◆ Exercise objective
Identify every line in the records below that contains the word "made", and reproduce each one.

Source data
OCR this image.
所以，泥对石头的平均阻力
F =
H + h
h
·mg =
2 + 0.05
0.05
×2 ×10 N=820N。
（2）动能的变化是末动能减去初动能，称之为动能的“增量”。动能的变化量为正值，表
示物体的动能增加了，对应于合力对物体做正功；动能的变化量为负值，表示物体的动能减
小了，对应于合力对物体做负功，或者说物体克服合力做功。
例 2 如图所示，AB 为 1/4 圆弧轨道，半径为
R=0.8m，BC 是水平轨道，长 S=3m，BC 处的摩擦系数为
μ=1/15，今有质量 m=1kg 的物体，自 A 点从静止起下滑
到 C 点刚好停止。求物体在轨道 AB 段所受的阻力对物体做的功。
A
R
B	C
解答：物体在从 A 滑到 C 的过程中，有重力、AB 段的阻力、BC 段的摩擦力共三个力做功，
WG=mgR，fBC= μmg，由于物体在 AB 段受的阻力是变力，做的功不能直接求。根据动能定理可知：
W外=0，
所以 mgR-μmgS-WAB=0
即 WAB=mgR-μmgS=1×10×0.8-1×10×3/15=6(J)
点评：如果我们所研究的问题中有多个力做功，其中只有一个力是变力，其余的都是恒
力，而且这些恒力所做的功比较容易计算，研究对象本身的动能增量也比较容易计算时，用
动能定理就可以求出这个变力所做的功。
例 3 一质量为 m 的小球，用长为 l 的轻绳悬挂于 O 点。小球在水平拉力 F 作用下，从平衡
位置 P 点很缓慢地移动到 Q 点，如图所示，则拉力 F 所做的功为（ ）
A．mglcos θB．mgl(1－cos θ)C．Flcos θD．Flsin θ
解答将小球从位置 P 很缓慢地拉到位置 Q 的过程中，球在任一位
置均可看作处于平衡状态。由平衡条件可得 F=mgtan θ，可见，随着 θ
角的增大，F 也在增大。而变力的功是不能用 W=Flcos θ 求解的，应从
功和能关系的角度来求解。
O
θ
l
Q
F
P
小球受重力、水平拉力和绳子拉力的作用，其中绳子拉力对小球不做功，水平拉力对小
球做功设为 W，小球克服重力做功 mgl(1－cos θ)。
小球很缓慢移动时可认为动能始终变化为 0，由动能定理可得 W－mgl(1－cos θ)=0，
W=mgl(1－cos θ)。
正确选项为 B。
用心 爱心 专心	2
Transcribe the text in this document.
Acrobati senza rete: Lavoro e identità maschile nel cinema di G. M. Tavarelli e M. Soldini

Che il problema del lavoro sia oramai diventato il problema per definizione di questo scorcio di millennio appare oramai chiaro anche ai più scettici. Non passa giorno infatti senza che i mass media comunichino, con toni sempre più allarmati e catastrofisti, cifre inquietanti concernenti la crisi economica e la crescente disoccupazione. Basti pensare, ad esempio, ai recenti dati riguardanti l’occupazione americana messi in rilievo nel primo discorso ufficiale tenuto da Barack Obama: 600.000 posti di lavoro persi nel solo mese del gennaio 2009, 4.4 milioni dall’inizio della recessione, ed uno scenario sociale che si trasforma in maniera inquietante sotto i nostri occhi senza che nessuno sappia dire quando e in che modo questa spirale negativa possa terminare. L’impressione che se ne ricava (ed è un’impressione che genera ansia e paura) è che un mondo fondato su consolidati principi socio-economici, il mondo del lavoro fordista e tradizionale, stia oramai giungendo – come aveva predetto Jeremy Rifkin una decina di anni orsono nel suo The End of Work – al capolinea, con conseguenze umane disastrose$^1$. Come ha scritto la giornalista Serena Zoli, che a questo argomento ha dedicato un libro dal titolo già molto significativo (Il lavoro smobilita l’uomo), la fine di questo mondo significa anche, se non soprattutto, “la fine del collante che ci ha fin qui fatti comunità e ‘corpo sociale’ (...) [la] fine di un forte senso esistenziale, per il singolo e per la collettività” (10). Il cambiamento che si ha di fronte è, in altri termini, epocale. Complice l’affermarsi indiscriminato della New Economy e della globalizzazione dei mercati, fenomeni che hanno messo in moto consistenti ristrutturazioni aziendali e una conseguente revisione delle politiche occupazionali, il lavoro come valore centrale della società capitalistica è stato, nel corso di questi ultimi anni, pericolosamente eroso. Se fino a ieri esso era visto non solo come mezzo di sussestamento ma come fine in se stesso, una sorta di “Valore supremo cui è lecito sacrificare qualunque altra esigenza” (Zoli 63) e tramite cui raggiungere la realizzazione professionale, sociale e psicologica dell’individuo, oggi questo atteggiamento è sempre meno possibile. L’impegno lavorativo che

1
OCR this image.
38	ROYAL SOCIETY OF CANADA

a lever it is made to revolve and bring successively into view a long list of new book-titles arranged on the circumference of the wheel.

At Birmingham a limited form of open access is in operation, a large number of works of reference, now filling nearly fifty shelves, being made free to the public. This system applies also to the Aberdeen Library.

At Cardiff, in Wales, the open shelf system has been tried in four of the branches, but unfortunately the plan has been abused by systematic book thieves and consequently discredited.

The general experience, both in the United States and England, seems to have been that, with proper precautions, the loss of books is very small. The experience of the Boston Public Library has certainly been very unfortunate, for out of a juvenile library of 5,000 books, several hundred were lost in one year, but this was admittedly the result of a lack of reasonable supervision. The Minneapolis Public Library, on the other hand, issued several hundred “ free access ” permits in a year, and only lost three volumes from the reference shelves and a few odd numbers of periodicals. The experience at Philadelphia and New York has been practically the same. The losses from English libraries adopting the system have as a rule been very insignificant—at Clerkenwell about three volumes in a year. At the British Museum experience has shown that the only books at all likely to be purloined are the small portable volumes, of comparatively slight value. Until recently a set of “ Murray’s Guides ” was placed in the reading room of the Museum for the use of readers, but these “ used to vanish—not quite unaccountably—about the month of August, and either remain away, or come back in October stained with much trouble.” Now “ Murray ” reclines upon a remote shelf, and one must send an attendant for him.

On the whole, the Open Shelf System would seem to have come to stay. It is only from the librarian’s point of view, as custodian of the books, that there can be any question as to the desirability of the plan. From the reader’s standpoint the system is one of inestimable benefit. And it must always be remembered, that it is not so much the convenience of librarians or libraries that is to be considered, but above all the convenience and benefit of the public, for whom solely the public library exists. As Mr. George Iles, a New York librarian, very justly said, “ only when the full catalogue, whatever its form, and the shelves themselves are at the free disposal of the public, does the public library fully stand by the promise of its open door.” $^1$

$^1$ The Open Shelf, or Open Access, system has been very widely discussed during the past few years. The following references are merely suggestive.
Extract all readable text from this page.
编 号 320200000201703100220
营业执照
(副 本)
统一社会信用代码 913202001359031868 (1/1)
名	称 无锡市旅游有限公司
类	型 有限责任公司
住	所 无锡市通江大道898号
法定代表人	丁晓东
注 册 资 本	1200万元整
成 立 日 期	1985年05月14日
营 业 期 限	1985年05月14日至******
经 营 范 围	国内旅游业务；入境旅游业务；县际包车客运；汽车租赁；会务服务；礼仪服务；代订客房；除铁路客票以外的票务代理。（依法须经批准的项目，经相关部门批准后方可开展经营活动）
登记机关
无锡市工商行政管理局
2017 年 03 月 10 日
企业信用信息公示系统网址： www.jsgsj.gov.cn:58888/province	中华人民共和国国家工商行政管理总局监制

◆ Response to the task
a lever it is made to revolve and bring successively into view a long list of new book-titles arranged on the circumference of the wheel.
At Birmingham a limited form of open access is in operation, a large number of works of reference, now filling nearly fifty shelves, being made free to the public. This system applies also to the Aberdeen Library.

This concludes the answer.